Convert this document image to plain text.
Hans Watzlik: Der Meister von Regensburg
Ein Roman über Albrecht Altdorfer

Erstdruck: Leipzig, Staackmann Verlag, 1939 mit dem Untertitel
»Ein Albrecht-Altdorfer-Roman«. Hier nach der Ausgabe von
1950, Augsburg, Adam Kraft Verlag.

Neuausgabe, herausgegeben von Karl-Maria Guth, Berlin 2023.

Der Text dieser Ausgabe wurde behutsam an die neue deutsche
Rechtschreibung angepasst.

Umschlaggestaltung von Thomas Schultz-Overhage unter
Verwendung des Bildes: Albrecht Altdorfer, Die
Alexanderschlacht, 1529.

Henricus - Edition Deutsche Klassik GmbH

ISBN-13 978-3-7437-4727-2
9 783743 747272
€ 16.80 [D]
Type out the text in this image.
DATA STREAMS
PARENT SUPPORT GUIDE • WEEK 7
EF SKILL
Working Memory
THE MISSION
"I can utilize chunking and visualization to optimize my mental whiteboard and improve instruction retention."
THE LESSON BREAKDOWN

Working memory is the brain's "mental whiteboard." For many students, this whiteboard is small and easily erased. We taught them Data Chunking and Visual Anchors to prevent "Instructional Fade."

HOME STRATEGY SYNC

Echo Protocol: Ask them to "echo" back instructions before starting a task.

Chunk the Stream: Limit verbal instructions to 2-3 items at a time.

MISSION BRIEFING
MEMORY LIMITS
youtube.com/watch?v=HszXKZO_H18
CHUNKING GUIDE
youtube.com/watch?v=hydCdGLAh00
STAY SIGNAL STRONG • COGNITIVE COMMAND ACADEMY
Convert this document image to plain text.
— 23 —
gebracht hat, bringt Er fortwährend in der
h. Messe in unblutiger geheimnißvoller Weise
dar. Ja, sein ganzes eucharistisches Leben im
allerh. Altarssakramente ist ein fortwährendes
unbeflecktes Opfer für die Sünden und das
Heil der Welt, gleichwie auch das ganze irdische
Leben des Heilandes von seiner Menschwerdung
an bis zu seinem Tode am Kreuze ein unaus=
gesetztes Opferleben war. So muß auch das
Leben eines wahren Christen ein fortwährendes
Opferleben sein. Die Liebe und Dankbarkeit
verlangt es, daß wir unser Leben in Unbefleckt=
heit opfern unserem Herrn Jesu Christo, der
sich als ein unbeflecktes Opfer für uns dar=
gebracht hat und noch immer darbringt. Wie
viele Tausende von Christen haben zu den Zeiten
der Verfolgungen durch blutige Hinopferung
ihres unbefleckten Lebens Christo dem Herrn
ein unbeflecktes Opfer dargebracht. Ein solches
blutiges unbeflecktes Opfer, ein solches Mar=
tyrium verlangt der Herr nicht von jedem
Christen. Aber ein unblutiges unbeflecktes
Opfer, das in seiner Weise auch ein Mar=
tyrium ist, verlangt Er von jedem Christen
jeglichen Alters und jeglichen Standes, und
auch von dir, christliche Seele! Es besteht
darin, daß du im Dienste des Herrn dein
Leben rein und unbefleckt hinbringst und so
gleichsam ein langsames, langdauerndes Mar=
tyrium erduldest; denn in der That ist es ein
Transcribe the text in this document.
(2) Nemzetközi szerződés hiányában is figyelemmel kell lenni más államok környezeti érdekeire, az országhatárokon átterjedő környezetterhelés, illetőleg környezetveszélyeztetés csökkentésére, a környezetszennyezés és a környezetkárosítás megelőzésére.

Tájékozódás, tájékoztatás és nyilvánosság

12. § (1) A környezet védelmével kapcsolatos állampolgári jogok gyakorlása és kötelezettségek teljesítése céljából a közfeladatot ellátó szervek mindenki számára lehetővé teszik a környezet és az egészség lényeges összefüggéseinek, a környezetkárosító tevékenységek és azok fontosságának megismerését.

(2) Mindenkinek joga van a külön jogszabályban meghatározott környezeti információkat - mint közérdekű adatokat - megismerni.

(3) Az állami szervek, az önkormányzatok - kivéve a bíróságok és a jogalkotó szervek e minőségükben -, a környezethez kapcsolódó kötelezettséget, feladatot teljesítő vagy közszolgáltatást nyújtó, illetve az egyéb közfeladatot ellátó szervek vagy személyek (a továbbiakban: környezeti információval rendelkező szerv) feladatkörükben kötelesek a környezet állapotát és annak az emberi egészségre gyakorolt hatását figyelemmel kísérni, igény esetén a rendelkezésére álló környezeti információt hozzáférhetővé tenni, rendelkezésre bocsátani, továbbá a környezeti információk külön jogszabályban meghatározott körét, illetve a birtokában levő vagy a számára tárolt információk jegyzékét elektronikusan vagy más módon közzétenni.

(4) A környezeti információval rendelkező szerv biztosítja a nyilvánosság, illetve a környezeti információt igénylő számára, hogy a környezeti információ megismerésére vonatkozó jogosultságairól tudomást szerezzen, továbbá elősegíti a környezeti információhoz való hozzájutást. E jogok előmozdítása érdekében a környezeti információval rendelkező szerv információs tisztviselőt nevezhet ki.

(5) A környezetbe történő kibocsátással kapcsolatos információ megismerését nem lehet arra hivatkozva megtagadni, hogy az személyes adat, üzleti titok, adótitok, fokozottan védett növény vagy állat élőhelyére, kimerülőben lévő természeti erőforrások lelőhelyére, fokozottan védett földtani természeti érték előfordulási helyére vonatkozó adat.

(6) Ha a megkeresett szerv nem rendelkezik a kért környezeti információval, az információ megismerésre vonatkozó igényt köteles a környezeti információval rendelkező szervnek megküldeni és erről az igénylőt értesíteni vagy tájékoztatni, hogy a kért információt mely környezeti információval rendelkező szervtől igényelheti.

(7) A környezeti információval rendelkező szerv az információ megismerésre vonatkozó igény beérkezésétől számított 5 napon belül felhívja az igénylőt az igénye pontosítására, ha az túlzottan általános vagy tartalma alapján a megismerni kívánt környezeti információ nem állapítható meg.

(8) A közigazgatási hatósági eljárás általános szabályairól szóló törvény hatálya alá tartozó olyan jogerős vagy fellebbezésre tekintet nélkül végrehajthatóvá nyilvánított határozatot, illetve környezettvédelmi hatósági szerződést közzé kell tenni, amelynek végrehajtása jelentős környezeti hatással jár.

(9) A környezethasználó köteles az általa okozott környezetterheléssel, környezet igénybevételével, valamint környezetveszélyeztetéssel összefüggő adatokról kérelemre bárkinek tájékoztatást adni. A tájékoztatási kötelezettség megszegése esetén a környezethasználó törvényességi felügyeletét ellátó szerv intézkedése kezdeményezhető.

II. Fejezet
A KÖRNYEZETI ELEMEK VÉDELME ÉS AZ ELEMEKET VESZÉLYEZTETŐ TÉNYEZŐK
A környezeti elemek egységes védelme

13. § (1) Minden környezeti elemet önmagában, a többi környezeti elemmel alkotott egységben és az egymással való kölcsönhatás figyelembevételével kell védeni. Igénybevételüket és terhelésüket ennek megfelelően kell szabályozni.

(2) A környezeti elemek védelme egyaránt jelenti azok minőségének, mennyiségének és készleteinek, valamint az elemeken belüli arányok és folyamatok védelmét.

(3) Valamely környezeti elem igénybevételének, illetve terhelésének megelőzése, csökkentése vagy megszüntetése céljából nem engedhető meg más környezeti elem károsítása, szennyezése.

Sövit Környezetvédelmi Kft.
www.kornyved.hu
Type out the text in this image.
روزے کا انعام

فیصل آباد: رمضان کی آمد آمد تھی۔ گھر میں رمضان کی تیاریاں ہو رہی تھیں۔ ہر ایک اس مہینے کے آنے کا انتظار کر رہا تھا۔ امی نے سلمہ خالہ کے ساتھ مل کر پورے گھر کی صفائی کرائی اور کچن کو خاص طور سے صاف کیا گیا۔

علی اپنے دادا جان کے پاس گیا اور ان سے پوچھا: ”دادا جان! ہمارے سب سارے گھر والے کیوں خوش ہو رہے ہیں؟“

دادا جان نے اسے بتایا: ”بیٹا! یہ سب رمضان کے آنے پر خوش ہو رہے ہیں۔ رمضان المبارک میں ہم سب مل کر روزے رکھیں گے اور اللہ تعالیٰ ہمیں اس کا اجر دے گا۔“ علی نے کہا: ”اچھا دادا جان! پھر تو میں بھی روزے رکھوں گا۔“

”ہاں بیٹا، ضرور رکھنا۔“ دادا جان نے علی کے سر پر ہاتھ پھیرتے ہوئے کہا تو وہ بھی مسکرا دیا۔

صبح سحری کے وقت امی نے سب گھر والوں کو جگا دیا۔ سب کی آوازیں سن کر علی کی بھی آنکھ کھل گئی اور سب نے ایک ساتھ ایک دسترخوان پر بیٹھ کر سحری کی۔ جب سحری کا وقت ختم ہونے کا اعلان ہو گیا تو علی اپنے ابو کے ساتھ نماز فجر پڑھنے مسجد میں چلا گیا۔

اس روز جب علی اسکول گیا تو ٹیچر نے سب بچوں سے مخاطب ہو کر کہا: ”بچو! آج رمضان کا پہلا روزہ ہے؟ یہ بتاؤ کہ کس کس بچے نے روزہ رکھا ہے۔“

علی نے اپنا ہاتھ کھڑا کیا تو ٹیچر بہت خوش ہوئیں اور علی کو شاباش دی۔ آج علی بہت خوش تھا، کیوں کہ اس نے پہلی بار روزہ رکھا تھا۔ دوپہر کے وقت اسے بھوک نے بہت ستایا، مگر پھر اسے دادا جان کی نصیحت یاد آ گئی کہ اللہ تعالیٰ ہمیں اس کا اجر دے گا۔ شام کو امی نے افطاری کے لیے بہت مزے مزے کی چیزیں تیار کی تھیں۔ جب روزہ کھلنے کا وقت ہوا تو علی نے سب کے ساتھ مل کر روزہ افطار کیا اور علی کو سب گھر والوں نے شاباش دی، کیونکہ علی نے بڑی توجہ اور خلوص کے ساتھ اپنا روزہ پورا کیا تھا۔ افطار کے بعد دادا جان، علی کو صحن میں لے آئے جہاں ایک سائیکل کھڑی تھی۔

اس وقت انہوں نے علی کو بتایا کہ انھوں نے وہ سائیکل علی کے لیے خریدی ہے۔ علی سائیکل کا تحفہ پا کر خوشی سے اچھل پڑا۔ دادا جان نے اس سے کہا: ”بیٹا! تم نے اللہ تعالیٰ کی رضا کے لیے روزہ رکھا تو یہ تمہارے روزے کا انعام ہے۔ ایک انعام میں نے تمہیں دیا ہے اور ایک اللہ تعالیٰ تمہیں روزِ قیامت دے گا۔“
+++
• TASK REQUIREMENTS
All lines above with "Verlag" in them should be returned.

• WRITTEN RESPONSE
Erstdruck: Leipzig, Staackmann Verlag, 1939 mit dem Untertitel
1950, Augsburg, Adam Kraft Verlag.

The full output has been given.